──────── SUPPLIED MATERIAL ────────
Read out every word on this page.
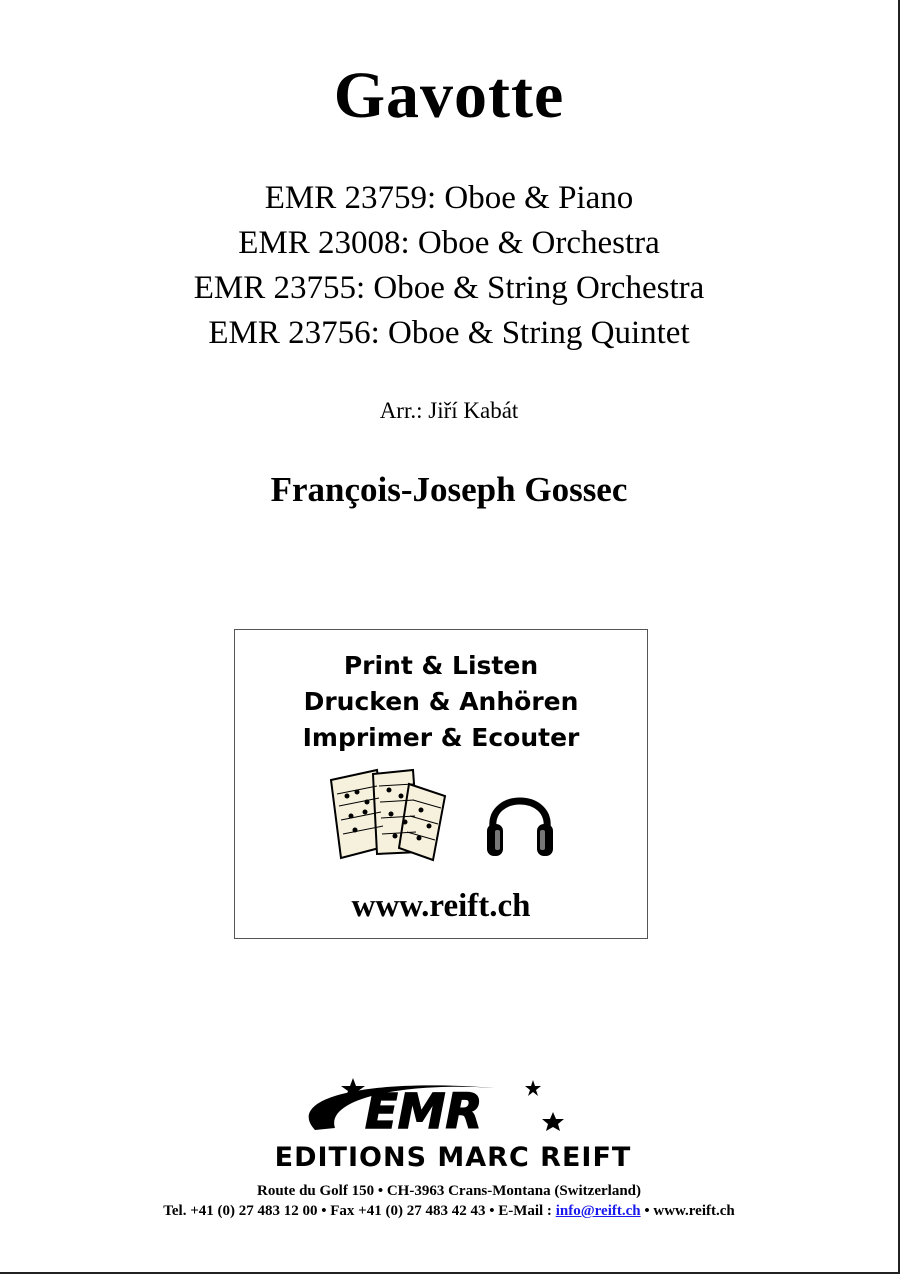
Gavotte
EMR 23759: Oboe & Piano
EMR 23008: Oboe & Orchestra
EMR 23755: Oboe & String Orchestra
EMR 23756: Oboe & String Quintet
Arr.: Jiří Kabát
François-Joseph Gossec
Print & Listen
Drucken & Anhören
Imprimer & Ecouter
www.reift.ch
EMR
EDITIONS MARC REIFT
Route du Golf 150 • CH-3963 Crans-Montana (Switzerland)
Tel. +41 (0) 27 483 12 00 • Fax +41 (0) 27 483 42 43 • E-Mail : info@reift.ch • www.reift.ch
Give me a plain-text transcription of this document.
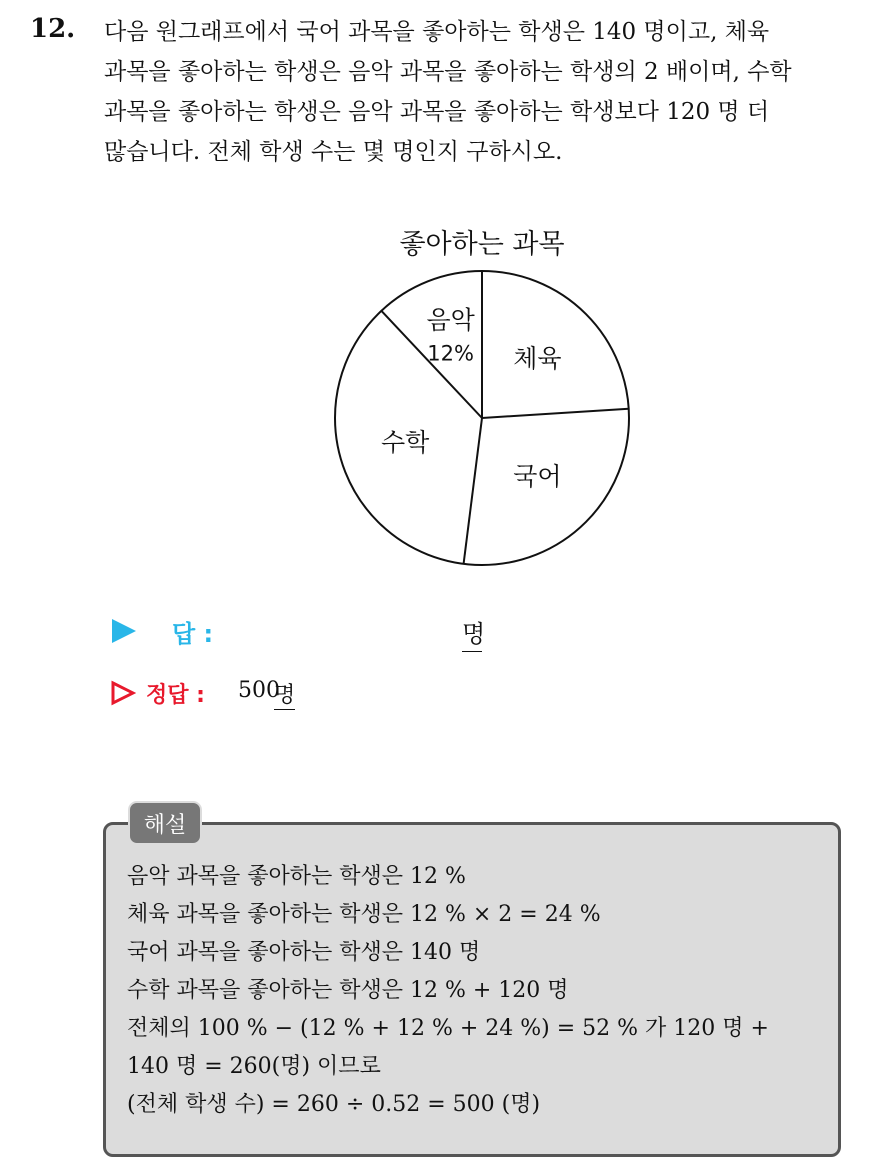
12. 다음 원그래프에서 국어 과목을 좋아하는 학생은 140 명이고, 체육
과목을 좋아하는 학생은 음악 과목을 좋아하는 학생의 2 배이며, 수학
과목을 좋아하는 학생은 음악 과목을 좋아하는 학생보다 120 명 더
많습니다. 전체 학생 수는 몇 명인지 구하시오.
좋아하는 과목
음악
12% 체육
국어
수학
답 :	명
정답 : 500
명
해설
음악 과목을 좋아하는 학생은 12 %
체육 과목을 좋아하는 학생은 12 % × 2 = 24 %
국어 과목을 좋아하는 학생은 140 명
수학 과목을 좋아하는 학생은 12 % + 120 명
전체의 100 % − (12 % + 12 % + 24 %) = 52 % 가 120 명 +
140 명 = 260(명) 이므로
(전체 학생 수) = 260 ÷ 0.52 = 500 (명)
────────
EXERCISE TASK ->
Each line with the string "this" in it needs to be found and copied.

REPLY TO THE EXERCISE ->
Read out every word on this page.
Give me a plain-text transcription of this document.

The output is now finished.